:: Material to process ::

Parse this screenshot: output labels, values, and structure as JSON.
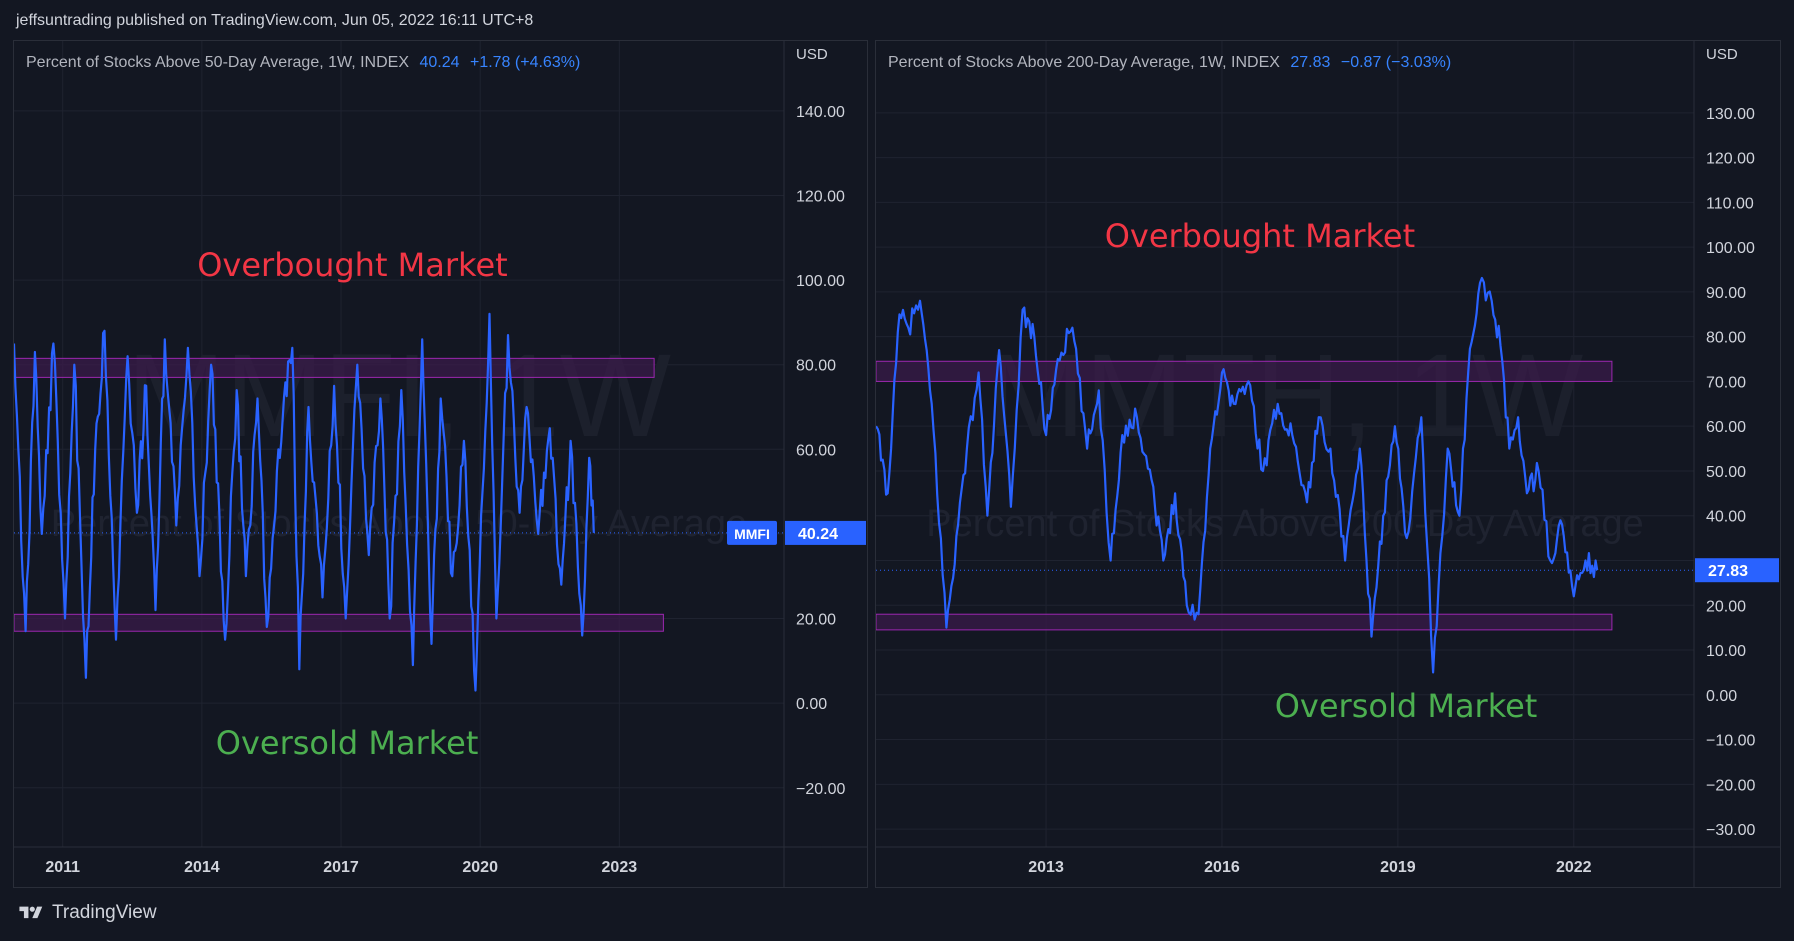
{
  "header": {
    "publisher_text": "jeffsuntrading published on TradingView.com, Jun 05, 2022 16:11 UTC+8"
  },
  "footer": {
    "brand": "TradingView"
  },
  "colors": {
    "background": "#131722",
    "line": "#2962ff",
    "band_border": "#9c27b0",
    "band_fill": "#3a1b4a",
    "overbought": "#f23645",
    "oversold": "#4caf50",
    "grid": "#1f2330",
    "axis_text": "#d1d4dc"
  },
  "chart_data": [
    {
      "type": "line",
      "title": "Percent of Stocks Above 50-Day Average, 1W, INDEX",
      "last": "40.24",
      "change": "+1.78 (+4.63%)",
      "watermark_symbol": "MMFI, 1W",
      "watermark_desc": "Percent of Stocks Above 50-Day Average",
      "currency": "USD",
      "symbol_tag": "MMFI",
      "last_value": 40.24,
      "ylim": [
        -34,
        148
      ],
      "yticks": [
        -20,
        0,
        20,
        40,
        60,
        80,
        100,
        120,
        140
      ],
      "ytick_labels": [
        "−20.00",
        "0.00",
        "20.00",
        "40.00",
        "60.00",
        "80.00",
        "100.00",
        "120.00",
        "140.00"
      ],
      "hidden_tick": 40,
      "xlim": [
        2009.95,
        2026.55
      ],
      "xticks": [
        2011,
        2014,
        2017,
        2020,
        2023
      ],
      "xtick_labels": [
        "2011",
        "2014",
        "2017",
        "2020",
        "2023"
      ],
      "bands": [
        {
          "x0": 2009.95,
          "x1": 2023.75,
          "y0": 77,
          "y1": 81.5
        },
        {
          "x0": 2009.95,
          "x1": 2023.95,
          "y0": 17,
          "y1": 21
        }
      ],
      "annotations": [
        {
          "text": "Overbought Market",
          "kind": "overbought",
          "x": 2013.9,
          "y": 101
        },
        {
          "text": "Oversold Market",
          "kind": "oversold",
          "x": 2014.3,
          "y": -12
        }
      ],
      "x": [
        2009.95,
        2010.2,
        2010.4,
        2010.55,
        2010.8,
        2011.05,
        2011.25,
        2011.5,
        2011.7,
        2011.9,
        2012.15,
        2012.4,
        2012.6,
        2012.8,
        2013.0,
        2013.2,
        2013.45,
        2013.7,
        2013.95,
        2014.2,
        2014.5,
        2014.75,
        2014.95,
        2015.2,
        2015.4,
        2015.65,
        2015.95,
        2016.1,
        2016.3,
        2016.6,
        2016.85,
        2017.1,
        2017.35,
        2017.6,
        2017.85,
        2018.05,
        2018.3,
        2018.55,
        2018.75,
        2018.95,
        2019.15,
        2019.4,
        2019.65,
        2019.9,
        2020.05,
        2020.2,
        2020.35,
        2020.6,
        2020.85,
        2021.0,
        2021.25,
        2021.5,
        2021.75,
        2021.95,
        2022.2,
        2022.35,
        2022.45
      ],
      "y": [
        85,
        17,
        83,
        40,
        85,
        20,
        80,
        6,
        60,
        88,
        15,
        82,
        45,
        75,
        22,
        86,
        42,
        84,
        30,
        80,
        15,
        74,
        30,
        72,
        18,
        60,
        84,
        8,
        70,
        25,
        75,
        20,
        80,
        35,
        72,
        20,
        74,
        9,
        86,
        14,
        72,
        30,
        62,
        3,
        50,
        92,
        20,
        87,
        45,
        70,
        40,
        65,
        28,
        62,
        16,
        58,
        40.24
      ]
    },
    {
      "type": "line",
      "title": "Percent of Stocks Above 200-Day Average, 1W, INDEX",
      "last": "27.83",
      "change": "−0.87 (−3.03%)",
      "watermark_symbol": "MMTH, 1W",
      "watermark_desc": "Percent of Stocks Above 200-Day Average",
      "currency": "USD",
      "last_value": 27.83,
      "ylim": [
        -34,
        138
      ],
      "yticks": [
        -30,
        -20,
        -10,
        0,
        10,
        20,
        30,
        40,
        50,
        60,
        70,
        80,
        90,
        100,
        110,
        120,
        130
      ],
      "ytick_labels": [
        "−30.00",
        "−20.00",
        "−10.00",
        "0.00",
        "10.00",
        "20.00",
        "30.00",
        "40.00",
        "50.00",
        "60.00",
        "70.00",
        "80.00",
        "90.00",
        "100.00",
        "110.00",
        "120.00",
        "130.00"
      ],
      "hidden_tick": 30,
      "xlim": [
        2010.1,
        2024.05
      ],
      "xticks": [
        2013,
        2016,
        2019,
        2022
      ],
      "xtick_labels": [
        "2013",
        "2016",
        "2019",
        "2022"
      ],
      "bands": [
        {
          "x0": 2010.1,
          "x1": 2022.65,
          "y0": 70,
          "y1": 74.5
        },
        {
          "x0": 2010.1,
          "x1": 2022.65,
          "y0": 14.5,
          "y1": 18
        }
      ],
      "annotations": [
        {
          "text": "Overbought Market",
          "kind": "overbought",
          "x": 2014.0,
          "y": 100
        },
        {
          "text": "Oversold Market",
          "kind": "oversold",
          "x": 2016.9,
          "y": -5
        }
      ],
      "x": [
        2010.1,
        2010.3,
        2010.5,
        2010.65,
        2010.85,
        2011.05,
        2011.3,
        2011.5,
        2011.65,
        2011.85,
        2012.0,
        2012.2,
        2012.4,
        2012.6,
        2012.8,
        2013.0,
        2013.2,
        2013.45,
        2013.7,
        2013.9,
        2014.1,
        2014.3,
        2014.55,
        2014.8,
        2015.0,
        2015.2,
        2015.4,
        2015.6,
        2015.8,
        2016.0,
        2016.2,
        2016.45,
        2016.7,
        2016.95,
        2017.2,
        2017.45,
        2017.65,
        2017.85,
        2018.1,
        2018.35,
        2018.55,
        2018.75,
        2018.95,
        2019.15,
        2019.4,
        2019.6,
        2019.85,
        2020.05,
        2020.2,
        2020.4,
        2020.6,
        2020.75,
        2020.9,
        2021.05,
        2021.2,
        2021.4,
        2021.6,
        2021.8,
        2022.0,
        2022.2,
        2022.4
      ],
      "y": [
        60,
        45,
        85,
        82,
        88,
        65,
        15,
        38,
        55,
        72,
        40,
        77,
        42,
        86,
        80,
        58,
        75,
        82,
        55,
        68,
        30,
        58,
        62,
        48,
        30,
        45,
        20,
        18,
        55,
        72,
        65,
        70,
        50,
        65,
        58,
        43,
        62,
        55,
        30,
        55,
        13,
        40,
        60,
        35,
        62,
        5,
        55,
        40,
        72,
        92,
        88,
        78,
        55,
        62,
        45,
        50,
        30,
        38,
        22,
        30,
        27.83
      ]
    }
  ]
}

:::

Copy the records word for word, leaving no picture in the copy.

Parse this screenshot: output labels, values, and structure as JSON.
{
  "header": {
    "publisher_text": "jeffsuntrading published on TradingView.com, Jun 05, 2022 16:11 UTC+8"
  },
  "footer": {
    "brand": "TradingView"
  },
  "colors": {
    "background": "#131722",
    "line": "#2962ff",
    "band_border": "#9c27b0",
    "band_fill": "#3a1b4a",
    "overbought": "#f23645",
    "oversold": "#4caf50",
    "grid": "#1f2330",
    "axis_text": "#d1d4dc"
  },
  "chart_data": [
    {
      "type": "line",
      "title": "Percent of Stocks Above 50-Day Average, 1W, INDEX",
      "last": "40.24",
      "change": "+1.78 (+4.63%)",
      "watermark_symbol": "MMFI, 1W",
      "watermark_desc": "Percent of Stocks Above 50-Day Average",
      "currency": "USD",
      "symbol_tag": "MMFI",
      "last_value": 40.24,
      "ylim": [
        -34,
        148
      ],
      "yticks": [
        -20,
        0,
        20,
        40,
        60,
        80,
        100,
        120,
        140
      ],
      "ytick_labels": [
        "−20.00",
        "0.00",
        "20.00",
        "40.00",
        "60.00",
        "80.00",
        "100.00",
        "120.00",
        "140.00"
      ],
      "hidden_tick": 40,
      "xlim": [
        2009.95,
        2026.55
      ],
      "xticks": [
        2011,
        2014,
        2017,
        2020,
        2023
      ],
      "xtick_labels": [
        "2011",
        "2014",
        "2017",
        "2020",
        "2023"
      ],
      "bands": [
        {
          "x0": 2009.95,
          "x1": 2023.75,
          "y0": 77,
          "y1": 81.5
        },
        {
          "x0": 2009.95,
          "x1": 2023.95,
          "y0": 17,
          "y1": 21
        }
      ],
      "annotations": [
        {
          "text": "Overbought Market",
          "kind": "overbought",
          "x": 2013.9,
          "y": 101
        },
        {
          "text": "Oversold Market",
          "kind": "oversold",
          "x": 2014.3,
          "y": -12
        }
      ],
      "x": [
        2009.95,
        2010.2,
        2010.4,
        2010.55,
        2010.8,
        2011.05,
        2011.25,
        2011.5,
        2011.7,
        2011.9,
        2012.15,
        2012.4,
        2012.6,
        2012.8,
        2013.0,
        2013.2,
        2013.45,
        2013.7,
        2013.95,
        2014.2,
        2014.5,
        2014.75,
        2014.95,
        2015.2,
        2015.4,
        2015.65,
        2015.95,
        2016.1,
        2016.3,
        2016.6,
        2016.85,
        2017.1,
        2017.35,
        2017.6,
        2017.85,
        2018.05,
        2018.3,
        2018.55,
        2018.75,
        2018.95,
        2019.15,
        2019.4,
        2019.65,
        2019.9,
        2020.05,
        2020.2,
        2020.35,
        2020.6,
        2020.85,
        2021.0,
        2021.25,
        2021.5,
        2021.75,
        2021.95,
        2022.2,
        2022.35,
        2022.45
      ],
      "y": [
        85,
        17,
        83,
        40,
        85,
        20,
        80,
        6,
        60,
        88,
        15,
        82,
        45,
        75,
        22,
        86,
        42,
        84,
        30,
        80,
        15,
        74,
        30,
        72,
        18,
        60,
        84,
        8,
        70,
        25,
        75,
        20,
        80,
        35,
        72,
        20,
        74,
        9,
        86,
        14,
        72,
        30,
        62,
        3,
        50,
        92,
        20,
        87,
        45,
        70,
        40,
        65,
        28,
        62,
        16,
        58,
        40.24
      ]
    },
    {
      "type": "line",
      "title": "Percent of Stocks Above 200-Day Average, 1W, INDEX",
      "last": "27.83",
      "change": "−0.87 (−3.03%)",
      "watermark_symbol": "MMTH, 1W",
      "watermark_desc": "Percent of Stocks Above 200-Day Average",
      "currency": "USD",
      "last_value": 27.83,
      "ylim": [
        -34,
        138
      ],
      "yticks": [
        -30,
        -20,
        -10,
        0,
        10,
        20,
        30,
        40,
        50,
        60,
        70,
        80,
        90,
        100,
        110,
        120,
        130
      ],
      "ytick_labels": [
        "−30.00",
        "−20.00",
        "−10.00",
        "0.00",
        "10.00",
        "20.00",
        "30.00",
        "40.00",
        "50.00",
        "60.00",
        "70.00",
        "80.00",
        "90.00",
        "100.00",
        "110.00",
        "120.00",
        "130.00"
      ],
      "hidden_tick": 30,
      "xlim": [
        2010.1,
        2024.05
      ],
      "xticks": [
        2013,
        2016,
        2019,
        2022
      ],
      "xtick_labels": [
        "2013",
        "2016",
        "2019",
        "2022"
      ],
      "bands": [
        {
          "x0": 2010.1,
          "x1": 2022.65,
          "y0": 70,
          "y1": 74.5
        },
        {
          "x0": 2010.1,
          "x1": 2022.65,
          "y0": 14.5,
          "y1": 18
        }
      ],
      "annotations": [
        {
          "text": "Overbought Market",
          "kind": "overbought",
          "x": 2014.0,
          "y": 100
        },
        {
          "text": "Oversold Market",
          "kind": "oversold",
          "x": 2016.9,
          "y": -5
        }
      ],
      "x": [
        2010.1,
        2010.3,
        2010.5,
        2010.65,
        2010.85,
        2011.05,
        2011.3,
        2011.5,
        2011.65,
        2011.85,
        2012.0,
        2012.2,
        2012.4,
        2012.6,
        2012.8,
        2013.0,
        2013.2,
        2013.45,
        2013.7,
        2013.9,
        2014.1,
        2014.3,
        2014.55,
        2014.8,
        2015.0,
        2015.2,
        2015.4,
        2015.6,
        2015.8,
        2016.0,
        2016.2,
        2016.45,
        2016.7,
        2016.95,
        2017.2,
        2017.45,
        2017.65,
        2017.85,
        2018.1,
        2018.35,
        2018.55,
        2018.75,
        2018.95,
        2019.15,
        2019.4,
        2019.6,
        2019.85,
        2020.05,
        2020.2,
        2020.4,
        2020.6,
        2020.75,
        2020.9,
        2021.05,
        2021.2,
        2021.4,
        2021.6,
        2021.8,
        2022.0,
        2022.2,
        2022.4
      ],
      "y": [
        60,
        45,
        85,
        82,
        88,
        65,
        15,
        38,
        55,
        72,
        40,
        77,
        42,
        86,
        80,
        58,
        75,
        82,
        55,
        68,
        30,
        58,
        62,
        48,
        30,
        45,
        20,
        18,
        55,
        72,
        65,
        70,
        50,
        65,
        58,
        43,
        62,
        55,
        30,
        55,
        13,
        40,
        60,
        35,
        62,
        5,
        55,
        40,
        72,
        92,
        88,
        78,
        55,
        62,
        45,
        50,
        30,
        38,
        22,
        30,
        27.83
      ]
    }
  ]
}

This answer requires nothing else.